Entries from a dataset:
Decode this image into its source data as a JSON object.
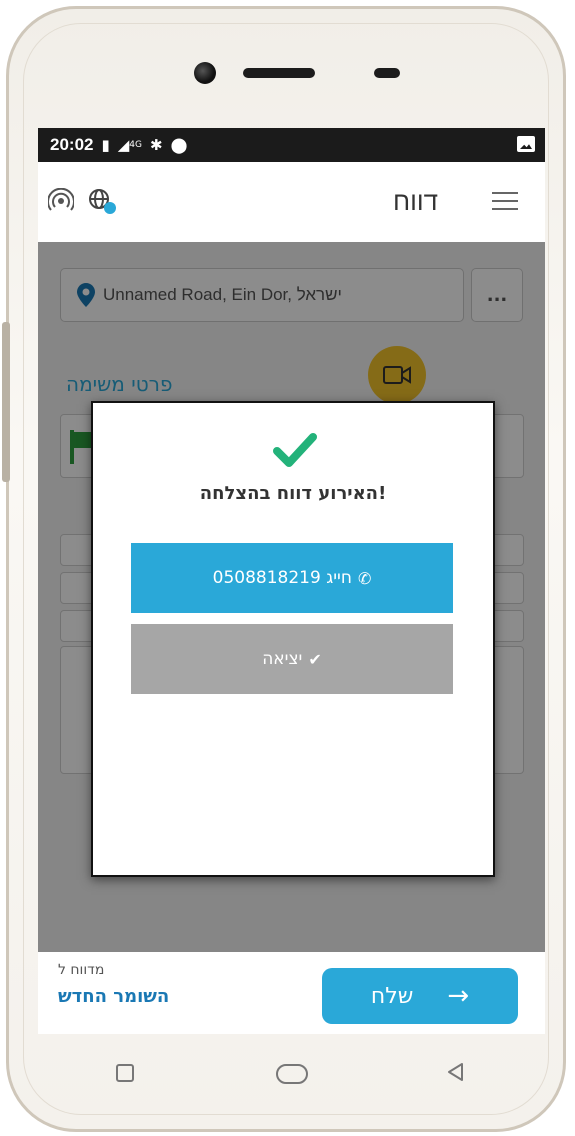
{
  "status_bar": {
    "time": "20:02",
    "network": "4G"
  },
  "app_bar": {
    "title": "דווח"
  },
  "location": {
    "address": "Unnamed Road, Ein Dor, ישראל",
    "more_label": "..."
  },
  "task_section": {
    "title": "פרטי משימה"
  },
  "dialog": {
    "message": "האירוע דווח בהצלחה!",
    "call_label": "חייג 0508818219",
    "exit_label": "יציאה"
  },
  "footer": {
    "reported_to_label": "מדווח ל",
    "guard_name": "השומר החדש",
    "send_label": "שלח"
  },
  "colors": {
    "accent": "#2aa8d8",
    "success": "#23b27a",
    "warning": "#f3c32a",
    "exit_gray": "#a6a6a6"
  }
}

SHORT EXERCISE →
Retype all of the entries exactly as written, leaving out any images.

SOLUTION FOR THIS TASK →
Decode this image into its source data as a JSON object.
{
  "status_bar": {
    "time": "20:02",
    "network": "4G"
  },
  "app_bar": {
    "title": "דווח"
  },
  "location": {
    "address": "Unnamed Road, Ein Dor, ישראל",
    "more_label": "..."
  },
  "task_section": {
    "title": "פרטי משימה"
  },
  "dialog": {
    "message": "האירוע דווח בהצלחה!",
    "call_label": "חייג 0508818219",
    "exit_label": "יציאה"
  },
  "footer": {
    "reported_to_label": "מדווח ל",
    "guard_name": "השומר החדש",
    "send_label": "שלח"
  },
  "colors": {
    "accent": "#2aa8d8",
    "success": "#23b27a",
    "warning": "#f3c32a",
    "exit_gray": "#a6a6a6"
  }
}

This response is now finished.